- Collected data entries -
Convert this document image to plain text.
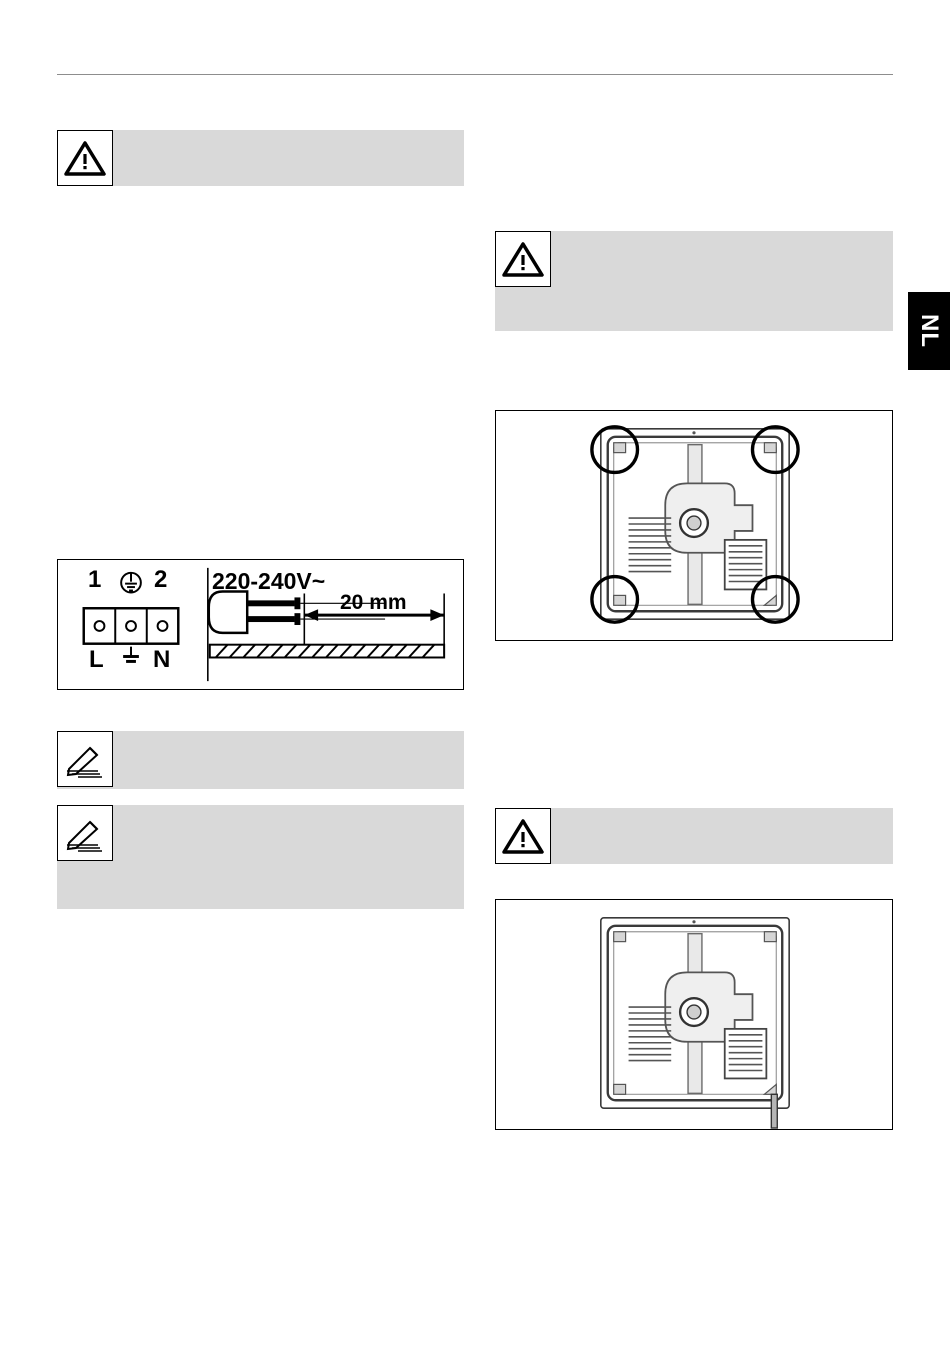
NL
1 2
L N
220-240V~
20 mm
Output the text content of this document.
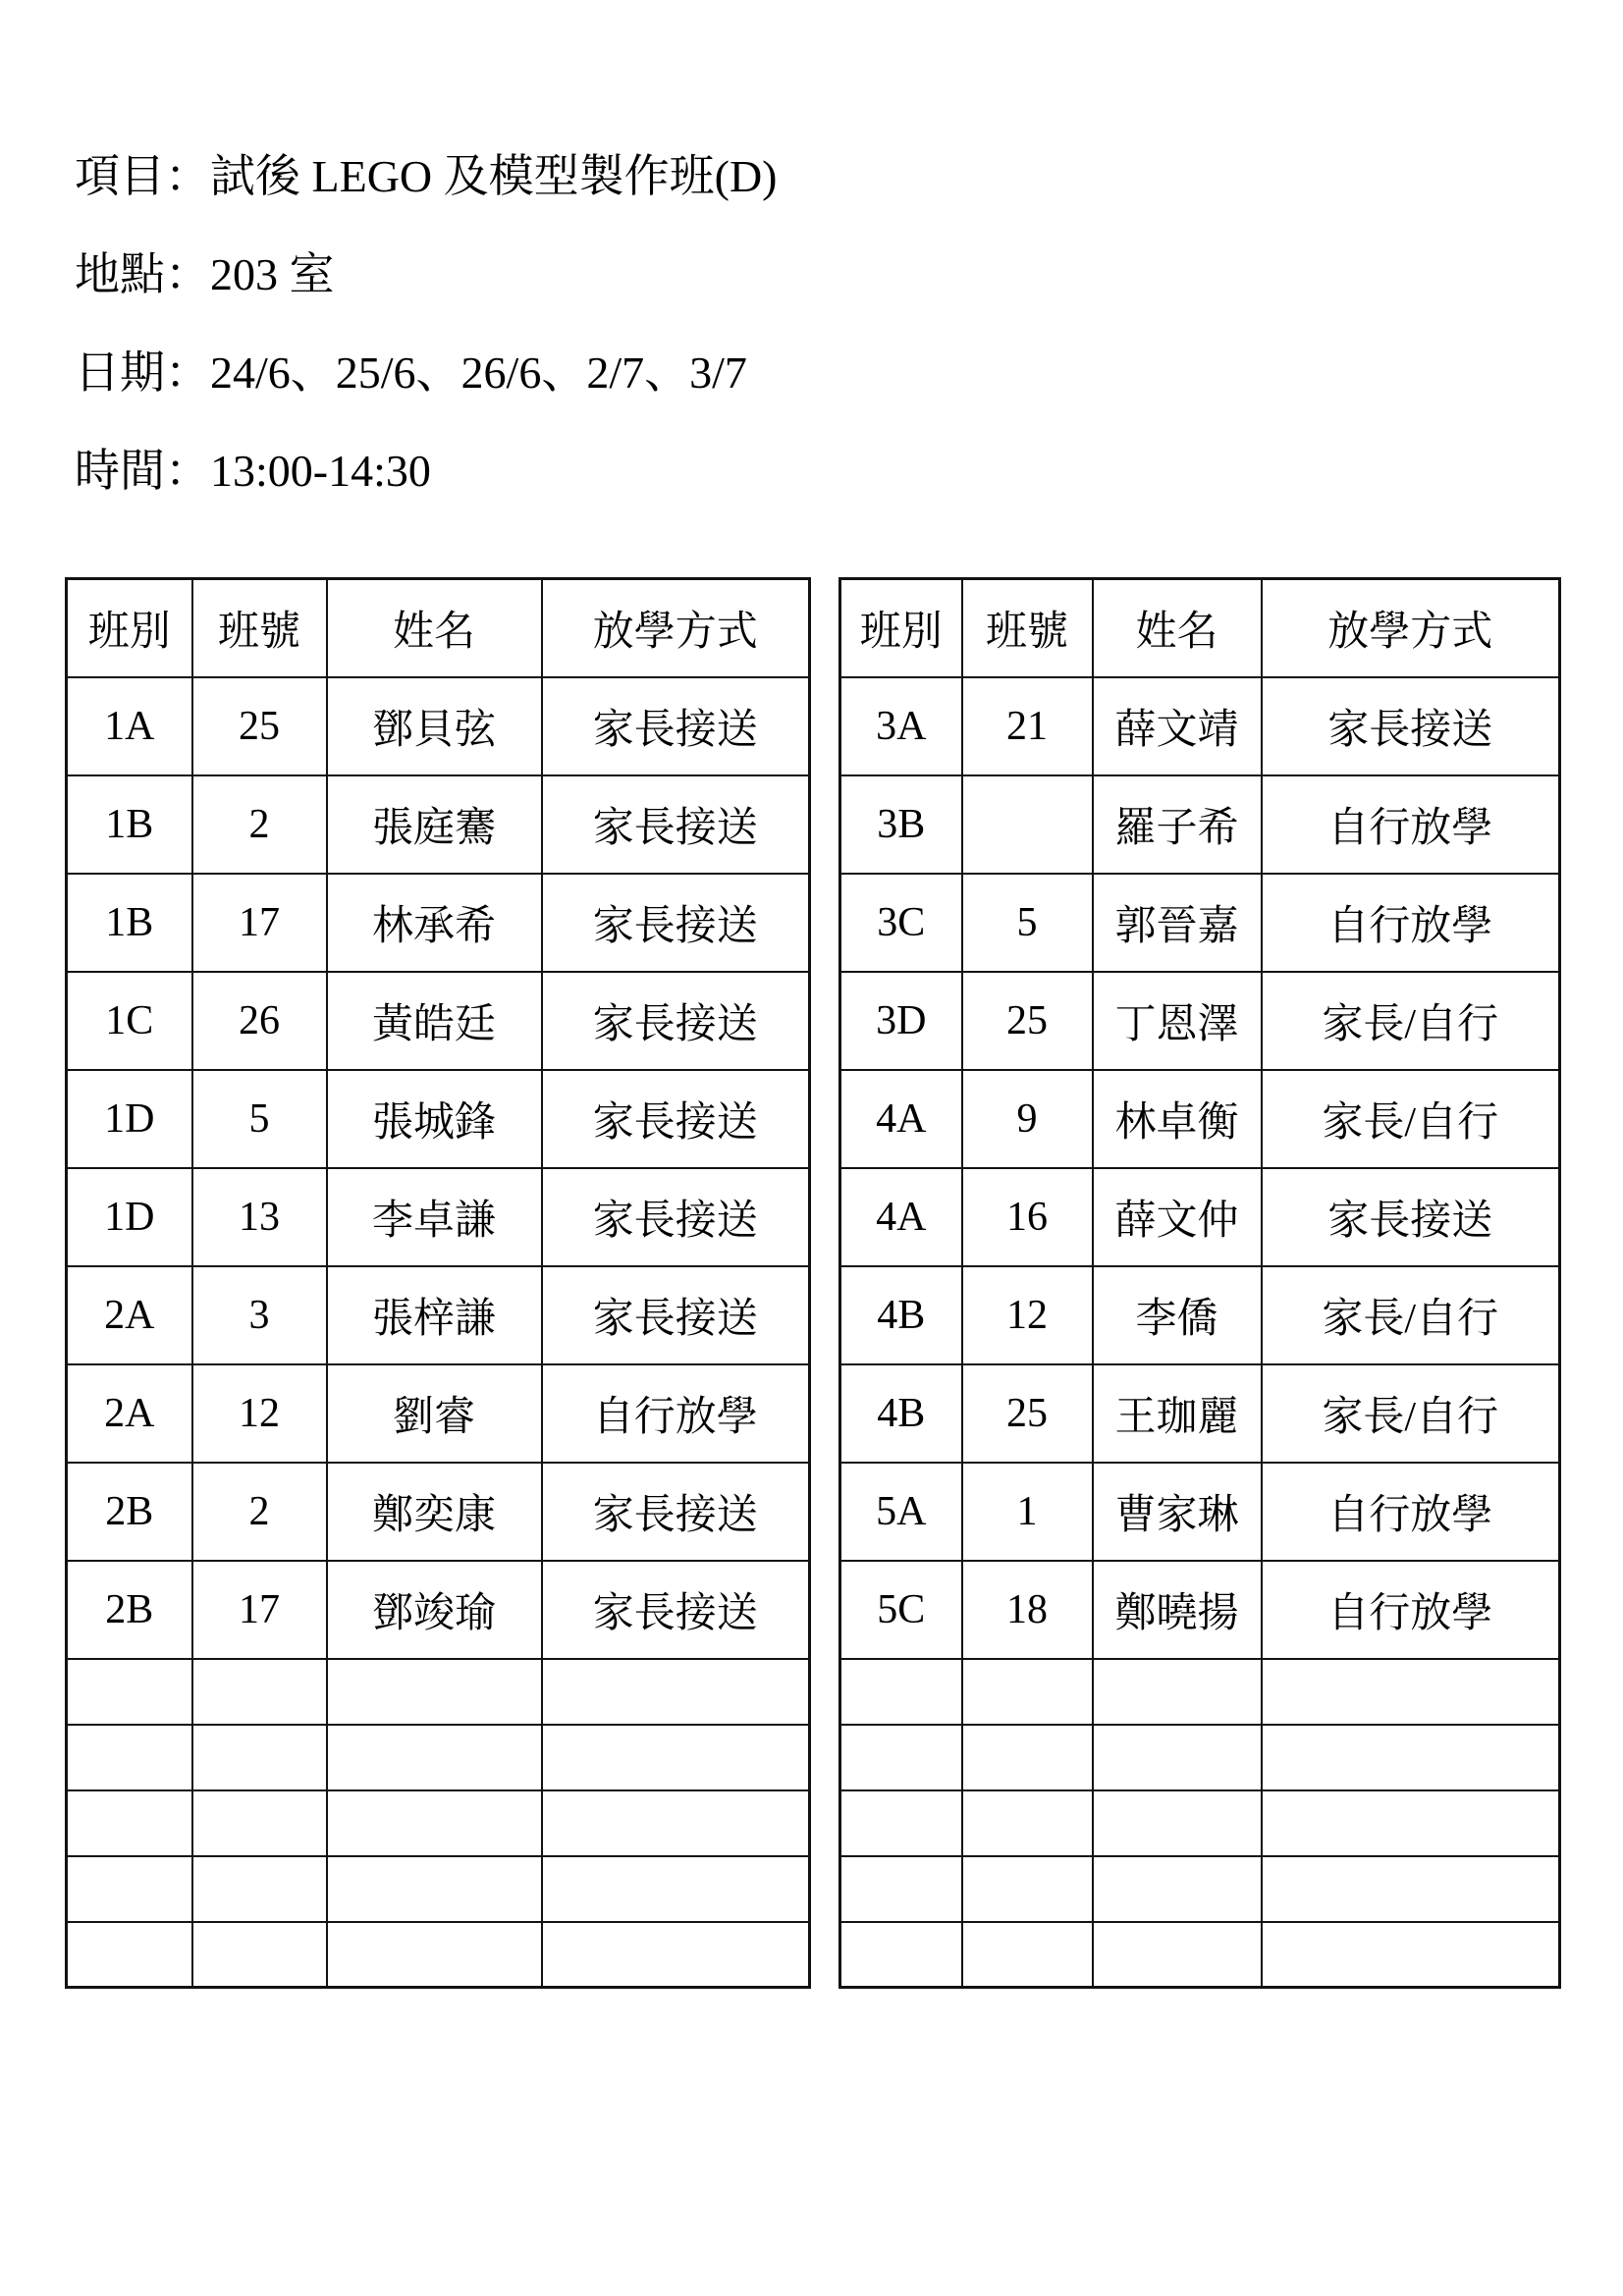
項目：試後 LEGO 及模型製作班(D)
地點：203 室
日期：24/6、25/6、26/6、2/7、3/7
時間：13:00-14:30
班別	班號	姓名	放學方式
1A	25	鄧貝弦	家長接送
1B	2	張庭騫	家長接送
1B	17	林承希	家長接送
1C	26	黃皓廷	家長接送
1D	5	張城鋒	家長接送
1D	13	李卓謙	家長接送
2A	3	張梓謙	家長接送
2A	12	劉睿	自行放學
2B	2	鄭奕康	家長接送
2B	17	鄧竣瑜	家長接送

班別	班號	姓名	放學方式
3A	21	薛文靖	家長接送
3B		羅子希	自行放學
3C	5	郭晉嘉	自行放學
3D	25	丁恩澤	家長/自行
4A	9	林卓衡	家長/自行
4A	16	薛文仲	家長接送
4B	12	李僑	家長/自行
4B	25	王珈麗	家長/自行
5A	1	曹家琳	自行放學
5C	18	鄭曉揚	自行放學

- Aim of the task -
Return each line in the records that holds the string "家長接送".

- Solution for this task -
1A	25	鄧貝弦	家長接送
1B	2	張庭騫	家長接送
1B	17	林承希	家長接送
1C	26	黃皓廷	家長接送
1D	5	張城鋒	家長接送
1D	13	李卓謙	家長接送
2A	3	張梓謙	家長接送
2B	2	鄭奕康	家長接送
2B	17	鄧竣瑜	家長接送
3A	21	薛文靖	家長接送
4A	16	薛文仲	家長接送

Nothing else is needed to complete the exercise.